提示本文:
_ _ _ _ _
2011年 01月 16日
はじめての連句2010◆「輪飾の」付合(十一句)
みかん転がる廊下冷たく 万季
傾きし冬日追ひかけ猫眠る 由香
風に吹かれて薫る焼畑 ふじ子
チョー伸びたスカイツリーの横に月 愛
秋刀魚焦げつきけむる七輪 恵美子
鈴虫を時々聴いてホームレス 由香
けふこそ職を得させ給へと 憲治
千円の指輪はづして着るスーツ ふじ子
三越前を乳母車行く 憲治
耳たぶに彼の面影梅の花 絵美
〔解題〕俳諧演習クラス(3,4年)の締めくくりに、平成23年1月6日(木)と13日(木)の2日間を利用して、連句の創作に挑んだ。解釈と鑑賞をしながらの付合だったので、全十一句で時間切れ。今年度は三年生15名、四年生10名の一年間であった。学生諸君、俳諧などという不思議な分野にお付き合いいただきありがとう。
2011年 01月 01日
迎春
2011年辛卯歳旦
山見ゆる窓に住み馴れ年新た 海 紅
2011年 01月 01日
俳人蕪村の原風景◆法政大学「人間環境ゼミナール」
秋の夜の会話 草野 心平
さむいね
ああさむいね
虫がないてるね
ああ虫がないてるね
もうすぐ土の中だね
土の中はいやだね
痩せたね
君もずゐぶん痩せたね
どこがこんなに切ないんだらうね
腹だらうかね
腹とつたら死ぬだらうね
死にたくはないね
さむいね
ああ虫がないてるね
まず、心平のこの詩を朗読し、詩の主が二匹の蛙で、舞台は秋であること、しかし日本語には定まった季節があるという古典語の視点でいうと、「蛙」は春季で、「虫」は秋季、また「さむい」は冬季というふうに、三つの季節が混在していること、近代文学以降はやかましく言わないけれど、日本の古典文化を愉しむには、このあたりへの目配りが不可欠であると説いた。そしてなにより心平のこの詩には、一行一行が緊密な関係をもちつつ、物語られる一つの筋があることを確認した。
古池やかはづ飛こむ水の音 はせを
芦のわか葉にかゝる蜘(くも)の巣 其 角
暁台編『幽蘭集』(寛政11)
_ _ _ _ _
表示データ:
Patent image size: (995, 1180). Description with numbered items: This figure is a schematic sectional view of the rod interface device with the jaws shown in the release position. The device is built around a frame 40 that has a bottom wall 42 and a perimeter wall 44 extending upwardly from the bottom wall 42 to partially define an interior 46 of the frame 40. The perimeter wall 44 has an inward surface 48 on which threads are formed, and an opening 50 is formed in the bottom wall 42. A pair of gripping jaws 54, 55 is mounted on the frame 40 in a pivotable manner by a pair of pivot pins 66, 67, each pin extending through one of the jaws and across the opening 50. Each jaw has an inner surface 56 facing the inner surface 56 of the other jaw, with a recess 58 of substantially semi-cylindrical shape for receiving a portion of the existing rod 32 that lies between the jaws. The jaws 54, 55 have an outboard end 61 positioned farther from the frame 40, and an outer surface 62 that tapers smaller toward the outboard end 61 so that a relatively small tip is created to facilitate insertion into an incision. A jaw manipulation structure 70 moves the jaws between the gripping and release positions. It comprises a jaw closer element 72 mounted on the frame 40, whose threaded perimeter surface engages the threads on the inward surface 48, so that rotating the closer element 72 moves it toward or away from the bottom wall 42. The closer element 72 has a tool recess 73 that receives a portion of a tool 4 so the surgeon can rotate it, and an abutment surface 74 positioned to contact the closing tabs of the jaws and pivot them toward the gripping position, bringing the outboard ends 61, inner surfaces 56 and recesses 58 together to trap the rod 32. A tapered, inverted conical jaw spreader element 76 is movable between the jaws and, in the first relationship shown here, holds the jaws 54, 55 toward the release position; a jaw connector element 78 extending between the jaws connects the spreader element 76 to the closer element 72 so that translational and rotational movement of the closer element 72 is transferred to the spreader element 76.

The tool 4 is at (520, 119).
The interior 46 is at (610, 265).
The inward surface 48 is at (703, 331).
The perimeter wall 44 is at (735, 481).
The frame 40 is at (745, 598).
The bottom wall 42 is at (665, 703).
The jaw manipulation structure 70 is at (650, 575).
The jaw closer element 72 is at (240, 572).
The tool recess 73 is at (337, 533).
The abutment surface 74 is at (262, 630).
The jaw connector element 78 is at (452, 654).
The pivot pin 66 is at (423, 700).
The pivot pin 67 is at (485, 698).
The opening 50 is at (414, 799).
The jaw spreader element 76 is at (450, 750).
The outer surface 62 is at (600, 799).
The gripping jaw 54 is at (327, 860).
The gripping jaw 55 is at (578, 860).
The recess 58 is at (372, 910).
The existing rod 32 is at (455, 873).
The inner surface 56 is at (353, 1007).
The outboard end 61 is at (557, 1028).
_ _ _ _ _
取り組む課題:
a. 本文について、次の問いに答えよ。
(i) 連句の創作に使われた2日間は、平成23年1月の何日と何日か。
(ii) 今年度のクラスにいた三年生は何名か。
(iii) 「秋の夜の会話」の詩の主は何か。
b. 本文のうち、「みかん転がる廊下冷たく 万季」から「付き合いいただきありがとう。」までを、両端を含めて一字一句たがえずに書き写せ。
本文の記述だけを根拠とすること。

課題別の解答:
a.
(i) 6日(木)と13日(木)
(ii) 15名
(iii) 二匹の蛙

b.
みかん転がる廊下冷たく 万季
傾きし冬日追ひかけ猫眠る 由香
風に吹かれて薫る焼畑 ふじ子
チョー伸びたスカイツリーの横に月 愛
秋刀魚焦げつきけむる七輪 恵美子
鈴虫を時々聴いてホームレス 由香
けふこそ職を得させ給へと 憲治
千円の指輪はづして着るスーツ ふじ子
三越前を乳母車行く 憲治
耳たぶに彼の面影梅の花 絵美
〔解題〕俳諧演習クラス(3,4年)の締めくくりに、平成23年1月6日(木)と13日(木)の2日間を利用して、連句の創作に挑んだ。解釈と鑑賞をしながらの付合だったので、全十一句で時間切れ。今年度は三年生15名、四年生10名の一年間であった。学生諸君、俳諧などという不思議な分野にお付き合いいただきありがとう。